* Start *

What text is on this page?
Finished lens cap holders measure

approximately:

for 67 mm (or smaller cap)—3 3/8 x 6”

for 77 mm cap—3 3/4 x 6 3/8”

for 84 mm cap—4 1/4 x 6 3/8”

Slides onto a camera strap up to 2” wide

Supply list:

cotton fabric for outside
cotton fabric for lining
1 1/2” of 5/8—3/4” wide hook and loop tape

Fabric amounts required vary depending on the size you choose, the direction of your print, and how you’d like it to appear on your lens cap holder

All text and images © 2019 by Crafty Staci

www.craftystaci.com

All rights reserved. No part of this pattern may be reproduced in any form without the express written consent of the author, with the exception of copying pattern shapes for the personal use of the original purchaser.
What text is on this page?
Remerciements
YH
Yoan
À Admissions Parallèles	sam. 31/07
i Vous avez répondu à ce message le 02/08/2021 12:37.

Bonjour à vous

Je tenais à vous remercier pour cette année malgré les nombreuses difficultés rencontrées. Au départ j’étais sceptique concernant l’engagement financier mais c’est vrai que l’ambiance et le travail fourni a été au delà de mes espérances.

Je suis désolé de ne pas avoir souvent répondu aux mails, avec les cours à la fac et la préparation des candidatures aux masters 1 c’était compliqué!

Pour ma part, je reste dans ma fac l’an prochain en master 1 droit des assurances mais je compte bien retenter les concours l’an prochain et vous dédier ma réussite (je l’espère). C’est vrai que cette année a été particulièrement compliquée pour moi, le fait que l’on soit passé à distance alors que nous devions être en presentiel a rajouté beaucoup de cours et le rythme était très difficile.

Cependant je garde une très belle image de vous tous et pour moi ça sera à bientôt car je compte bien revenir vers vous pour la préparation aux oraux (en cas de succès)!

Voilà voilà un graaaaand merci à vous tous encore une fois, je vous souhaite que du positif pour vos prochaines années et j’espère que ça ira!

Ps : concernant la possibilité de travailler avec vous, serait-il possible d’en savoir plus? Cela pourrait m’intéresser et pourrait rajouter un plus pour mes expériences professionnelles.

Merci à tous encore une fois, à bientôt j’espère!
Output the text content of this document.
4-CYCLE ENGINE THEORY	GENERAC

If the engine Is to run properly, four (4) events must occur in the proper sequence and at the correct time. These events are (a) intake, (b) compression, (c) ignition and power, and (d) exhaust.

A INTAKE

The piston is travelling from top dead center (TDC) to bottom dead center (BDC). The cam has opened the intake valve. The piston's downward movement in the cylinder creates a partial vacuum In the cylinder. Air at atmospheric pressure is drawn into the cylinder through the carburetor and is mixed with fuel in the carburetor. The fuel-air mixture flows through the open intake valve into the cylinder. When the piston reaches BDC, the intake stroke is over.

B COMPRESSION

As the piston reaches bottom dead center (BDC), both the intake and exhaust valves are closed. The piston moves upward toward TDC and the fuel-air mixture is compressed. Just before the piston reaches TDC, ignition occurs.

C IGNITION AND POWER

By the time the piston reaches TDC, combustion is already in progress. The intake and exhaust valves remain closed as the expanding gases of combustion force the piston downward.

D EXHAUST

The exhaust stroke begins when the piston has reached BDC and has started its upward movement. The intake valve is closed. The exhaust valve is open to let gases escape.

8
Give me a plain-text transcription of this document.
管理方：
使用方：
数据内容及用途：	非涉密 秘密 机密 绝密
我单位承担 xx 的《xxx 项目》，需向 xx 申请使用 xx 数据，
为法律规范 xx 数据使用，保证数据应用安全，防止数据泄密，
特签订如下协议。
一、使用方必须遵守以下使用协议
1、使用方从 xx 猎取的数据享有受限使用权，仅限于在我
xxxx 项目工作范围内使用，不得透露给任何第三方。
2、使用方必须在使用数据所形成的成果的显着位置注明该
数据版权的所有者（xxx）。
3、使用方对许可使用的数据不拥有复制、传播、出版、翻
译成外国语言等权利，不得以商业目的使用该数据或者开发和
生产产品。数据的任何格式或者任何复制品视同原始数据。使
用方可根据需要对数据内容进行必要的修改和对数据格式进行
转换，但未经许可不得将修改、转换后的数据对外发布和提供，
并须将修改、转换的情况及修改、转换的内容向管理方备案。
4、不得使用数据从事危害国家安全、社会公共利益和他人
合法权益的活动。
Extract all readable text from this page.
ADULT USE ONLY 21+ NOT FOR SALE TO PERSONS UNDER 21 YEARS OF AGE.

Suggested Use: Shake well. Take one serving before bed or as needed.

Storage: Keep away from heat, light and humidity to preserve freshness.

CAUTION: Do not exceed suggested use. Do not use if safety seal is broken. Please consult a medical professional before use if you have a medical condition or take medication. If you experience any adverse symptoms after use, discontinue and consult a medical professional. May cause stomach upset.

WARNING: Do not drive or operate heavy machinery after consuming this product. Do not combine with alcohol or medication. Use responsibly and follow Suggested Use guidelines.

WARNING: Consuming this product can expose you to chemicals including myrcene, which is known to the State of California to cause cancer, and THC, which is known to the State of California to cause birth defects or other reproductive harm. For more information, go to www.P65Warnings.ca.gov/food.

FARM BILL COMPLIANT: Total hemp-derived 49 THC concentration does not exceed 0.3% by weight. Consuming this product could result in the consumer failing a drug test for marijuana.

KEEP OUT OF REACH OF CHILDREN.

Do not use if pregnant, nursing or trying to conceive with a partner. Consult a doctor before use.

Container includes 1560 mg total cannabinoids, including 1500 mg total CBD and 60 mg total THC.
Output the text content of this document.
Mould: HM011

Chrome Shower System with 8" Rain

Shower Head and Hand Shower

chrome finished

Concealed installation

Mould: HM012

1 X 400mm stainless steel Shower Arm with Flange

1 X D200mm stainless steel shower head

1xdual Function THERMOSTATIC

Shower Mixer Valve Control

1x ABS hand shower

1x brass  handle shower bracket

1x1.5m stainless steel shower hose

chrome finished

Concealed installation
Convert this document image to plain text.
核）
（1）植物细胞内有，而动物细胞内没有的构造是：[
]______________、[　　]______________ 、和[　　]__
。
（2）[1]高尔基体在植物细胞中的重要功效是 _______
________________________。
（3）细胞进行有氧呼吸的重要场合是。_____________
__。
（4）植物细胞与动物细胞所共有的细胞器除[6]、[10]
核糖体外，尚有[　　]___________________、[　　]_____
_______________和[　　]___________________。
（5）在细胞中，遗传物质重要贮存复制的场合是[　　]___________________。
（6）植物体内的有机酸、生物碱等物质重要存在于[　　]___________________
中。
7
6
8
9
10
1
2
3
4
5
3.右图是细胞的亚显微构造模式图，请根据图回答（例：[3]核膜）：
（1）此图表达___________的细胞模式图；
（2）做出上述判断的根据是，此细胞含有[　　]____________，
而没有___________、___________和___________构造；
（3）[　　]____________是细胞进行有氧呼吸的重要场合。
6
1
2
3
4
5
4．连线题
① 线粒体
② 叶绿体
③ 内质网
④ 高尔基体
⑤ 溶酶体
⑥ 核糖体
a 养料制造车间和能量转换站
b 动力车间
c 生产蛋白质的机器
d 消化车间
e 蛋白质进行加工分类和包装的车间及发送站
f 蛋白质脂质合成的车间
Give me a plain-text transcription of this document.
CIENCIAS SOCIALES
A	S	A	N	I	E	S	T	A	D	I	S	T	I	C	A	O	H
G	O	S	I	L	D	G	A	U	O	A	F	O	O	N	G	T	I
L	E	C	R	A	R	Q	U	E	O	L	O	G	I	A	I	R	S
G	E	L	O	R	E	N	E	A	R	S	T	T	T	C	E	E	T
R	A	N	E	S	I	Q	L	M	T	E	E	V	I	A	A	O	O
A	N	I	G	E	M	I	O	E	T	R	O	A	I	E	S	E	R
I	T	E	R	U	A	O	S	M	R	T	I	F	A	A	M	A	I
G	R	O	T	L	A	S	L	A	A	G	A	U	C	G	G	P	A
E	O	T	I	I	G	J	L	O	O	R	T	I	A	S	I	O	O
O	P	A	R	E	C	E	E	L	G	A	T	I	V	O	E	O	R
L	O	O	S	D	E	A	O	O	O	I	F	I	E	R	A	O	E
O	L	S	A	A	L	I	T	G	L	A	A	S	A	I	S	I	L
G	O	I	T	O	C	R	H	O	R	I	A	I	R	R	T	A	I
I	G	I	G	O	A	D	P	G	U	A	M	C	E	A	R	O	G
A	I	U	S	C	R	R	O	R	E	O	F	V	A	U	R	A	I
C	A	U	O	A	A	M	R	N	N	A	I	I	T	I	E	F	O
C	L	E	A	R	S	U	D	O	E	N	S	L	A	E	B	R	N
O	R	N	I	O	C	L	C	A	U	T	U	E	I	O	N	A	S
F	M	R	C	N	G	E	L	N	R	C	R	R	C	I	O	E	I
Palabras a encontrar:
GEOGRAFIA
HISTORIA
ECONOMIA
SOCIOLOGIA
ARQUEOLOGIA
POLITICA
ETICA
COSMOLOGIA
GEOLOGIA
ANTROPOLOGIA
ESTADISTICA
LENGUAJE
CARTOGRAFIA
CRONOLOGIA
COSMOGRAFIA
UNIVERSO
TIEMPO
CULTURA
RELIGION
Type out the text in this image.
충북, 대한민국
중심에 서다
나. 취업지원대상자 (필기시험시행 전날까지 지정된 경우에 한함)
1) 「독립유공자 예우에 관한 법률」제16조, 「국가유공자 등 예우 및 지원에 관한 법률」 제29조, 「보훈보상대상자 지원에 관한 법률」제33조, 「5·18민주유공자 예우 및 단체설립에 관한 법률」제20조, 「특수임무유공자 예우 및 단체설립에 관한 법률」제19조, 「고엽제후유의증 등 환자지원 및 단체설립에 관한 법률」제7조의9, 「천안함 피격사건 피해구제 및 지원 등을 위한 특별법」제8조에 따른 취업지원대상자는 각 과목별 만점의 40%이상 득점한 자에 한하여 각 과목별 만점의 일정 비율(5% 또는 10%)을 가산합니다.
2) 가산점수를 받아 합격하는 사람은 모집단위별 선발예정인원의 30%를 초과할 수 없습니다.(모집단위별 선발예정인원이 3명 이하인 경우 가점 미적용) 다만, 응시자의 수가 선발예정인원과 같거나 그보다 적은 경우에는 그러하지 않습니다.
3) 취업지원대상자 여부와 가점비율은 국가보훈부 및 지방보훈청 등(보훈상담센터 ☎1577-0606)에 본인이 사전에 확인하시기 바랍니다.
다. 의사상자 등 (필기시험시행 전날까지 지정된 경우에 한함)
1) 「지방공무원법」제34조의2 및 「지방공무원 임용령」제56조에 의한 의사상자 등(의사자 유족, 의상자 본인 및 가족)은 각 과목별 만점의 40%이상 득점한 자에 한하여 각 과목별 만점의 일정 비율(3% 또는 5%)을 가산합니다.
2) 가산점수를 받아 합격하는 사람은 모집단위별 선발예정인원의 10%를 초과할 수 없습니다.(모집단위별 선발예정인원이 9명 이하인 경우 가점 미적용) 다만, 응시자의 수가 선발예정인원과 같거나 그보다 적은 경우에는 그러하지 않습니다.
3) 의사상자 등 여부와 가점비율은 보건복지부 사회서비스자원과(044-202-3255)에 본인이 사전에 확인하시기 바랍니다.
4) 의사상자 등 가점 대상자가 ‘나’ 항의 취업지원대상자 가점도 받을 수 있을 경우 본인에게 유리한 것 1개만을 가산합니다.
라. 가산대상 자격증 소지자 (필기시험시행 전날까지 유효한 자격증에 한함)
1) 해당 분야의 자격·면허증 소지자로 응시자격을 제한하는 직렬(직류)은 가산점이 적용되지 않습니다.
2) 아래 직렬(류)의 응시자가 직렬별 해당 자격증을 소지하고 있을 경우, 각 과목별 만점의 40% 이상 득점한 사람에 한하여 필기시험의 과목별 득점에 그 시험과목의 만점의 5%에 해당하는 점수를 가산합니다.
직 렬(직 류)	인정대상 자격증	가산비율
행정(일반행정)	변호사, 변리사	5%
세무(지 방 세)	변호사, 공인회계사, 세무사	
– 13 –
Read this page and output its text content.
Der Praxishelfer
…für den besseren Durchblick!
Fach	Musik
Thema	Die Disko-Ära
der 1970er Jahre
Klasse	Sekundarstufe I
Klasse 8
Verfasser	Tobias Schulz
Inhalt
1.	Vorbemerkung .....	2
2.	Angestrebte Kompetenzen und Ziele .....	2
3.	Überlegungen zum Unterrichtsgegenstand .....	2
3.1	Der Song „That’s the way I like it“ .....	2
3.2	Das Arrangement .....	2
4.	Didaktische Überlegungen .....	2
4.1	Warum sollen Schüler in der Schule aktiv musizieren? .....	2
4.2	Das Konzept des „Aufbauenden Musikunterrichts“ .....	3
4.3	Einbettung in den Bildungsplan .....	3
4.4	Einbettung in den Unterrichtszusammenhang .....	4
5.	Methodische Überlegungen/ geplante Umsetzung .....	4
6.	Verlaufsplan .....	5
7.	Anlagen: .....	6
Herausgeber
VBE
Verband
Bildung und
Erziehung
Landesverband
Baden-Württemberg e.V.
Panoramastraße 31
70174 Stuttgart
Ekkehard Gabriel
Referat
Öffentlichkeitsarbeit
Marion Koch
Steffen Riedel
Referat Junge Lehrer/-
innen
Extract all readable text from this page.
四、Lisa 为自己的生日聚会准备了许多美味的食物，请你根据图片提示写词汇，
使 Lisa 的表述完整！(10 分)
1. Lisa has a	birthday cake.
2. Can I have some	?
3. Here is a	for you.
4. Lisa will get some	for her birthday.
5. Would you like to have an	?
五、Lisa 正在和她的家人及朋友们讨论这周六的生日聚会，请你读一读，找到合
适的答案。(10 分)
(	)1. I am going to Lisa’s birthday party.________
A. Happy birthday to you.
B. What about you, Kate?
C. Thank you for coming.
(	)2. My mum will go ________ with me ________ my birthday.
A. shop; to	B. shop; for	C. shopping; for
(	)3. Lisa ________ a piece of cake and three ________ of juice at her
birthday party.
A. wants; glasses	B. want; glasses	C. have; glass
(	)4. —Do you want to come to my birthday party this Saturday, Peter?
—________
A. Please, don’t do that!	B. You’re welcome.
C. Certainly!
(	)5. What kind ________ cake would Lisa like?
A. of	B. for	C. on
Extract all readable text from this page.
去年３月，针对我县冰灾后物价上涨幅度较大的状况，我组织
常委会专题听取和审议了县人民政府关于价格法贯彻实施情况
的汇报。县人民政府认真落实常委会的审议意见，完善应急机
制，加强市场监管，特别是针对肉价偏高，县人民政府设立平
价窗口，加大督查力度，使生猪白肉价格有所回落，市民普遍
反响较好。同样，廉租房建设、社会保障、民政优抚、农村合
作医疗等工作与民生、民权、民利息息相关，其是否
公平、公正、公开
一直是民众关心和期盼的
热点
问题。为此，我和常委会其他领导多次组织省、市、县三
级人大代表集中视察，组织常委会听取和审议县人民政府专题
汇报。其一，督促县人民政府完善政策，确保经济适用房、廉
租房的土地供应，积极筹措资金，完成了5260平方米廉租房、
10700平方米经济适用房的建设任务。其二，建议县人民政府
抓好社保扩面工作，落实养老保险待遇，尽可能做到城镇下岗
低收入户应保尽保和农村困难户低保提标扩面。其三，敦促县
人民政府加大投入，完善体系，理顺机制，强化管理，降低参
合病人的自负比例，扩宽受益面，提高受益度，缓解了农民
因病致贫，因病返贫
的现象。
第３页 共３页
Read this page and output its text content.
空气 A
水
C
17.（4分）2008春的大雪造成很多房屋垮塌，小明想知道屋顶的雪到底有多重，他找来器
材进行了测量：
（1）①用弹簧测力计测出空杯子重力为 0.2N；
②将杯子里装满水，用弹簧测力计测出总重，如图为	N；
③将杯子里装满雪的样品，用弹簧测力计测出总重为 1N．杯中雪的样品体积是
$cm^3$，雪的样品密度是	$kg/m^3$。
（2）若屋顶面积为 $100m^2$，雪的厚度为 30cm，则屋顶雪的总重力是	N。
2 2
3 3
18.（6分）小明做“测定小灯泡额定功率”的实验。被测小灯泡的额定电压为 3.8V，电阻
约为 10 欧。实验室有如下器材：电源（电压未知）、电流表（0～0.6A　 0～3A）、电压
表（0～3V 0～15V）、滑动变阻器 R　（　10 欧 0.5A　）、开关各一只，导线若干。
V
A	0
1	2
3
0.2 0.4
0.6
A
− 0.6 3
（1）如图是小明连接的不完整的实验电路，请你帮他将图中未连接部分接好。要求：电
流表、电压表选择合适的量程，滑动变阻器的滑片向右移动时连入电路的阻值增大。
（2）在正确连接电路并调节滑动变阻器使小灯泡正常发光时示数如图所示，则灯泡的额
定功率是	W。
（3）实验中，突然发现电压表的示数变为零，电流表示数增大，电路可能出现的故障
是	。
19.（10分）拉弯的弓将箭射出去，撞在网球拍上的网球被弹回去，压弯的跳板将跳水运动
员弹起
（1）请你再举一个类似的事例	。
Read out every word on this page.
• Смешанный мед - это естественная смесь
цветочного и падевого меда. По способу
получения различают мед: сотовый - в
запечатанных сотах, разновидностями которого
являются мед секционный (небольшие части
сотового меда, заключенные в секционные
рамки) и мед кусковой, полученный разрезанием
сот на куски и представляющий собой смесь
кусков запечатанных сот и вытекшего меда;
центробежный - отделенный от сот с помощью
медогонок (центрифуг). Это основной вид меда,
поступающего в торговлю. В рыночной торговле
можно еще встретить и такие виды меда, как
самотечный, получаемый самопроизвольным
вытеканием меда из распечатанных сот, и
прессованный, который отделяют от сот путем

* End *

> _TASK INSTRUCTIONS_
Which lines include the word "선발예정인원과"? Copy every one of them.

> _SOLVED EXERCISE_
2) 가산점수를 받아 합격하는 사람은 모집단위별 선발예정인원의 30%를 초과할 수 없습니다.(모집단위별 선발예정인원이 3명 이하인 경우 가점 미적용) 다만, 응시자의 수가 선발예정인원과 같거나 그보다 적은 경우에는 그러하지 않습니다.
2) 가산점수를 받아 합격하는 사람은 모집단위별 선발예정인원의 10%를 초과할 수 없습니다.(모집단위별 선발예정인원이 9명 이하인 경우 가점 미적용) 다만, 응시자의 수가 선발예정인원과 같거나 그보다 적은 경우에는 그러하지 않습니다.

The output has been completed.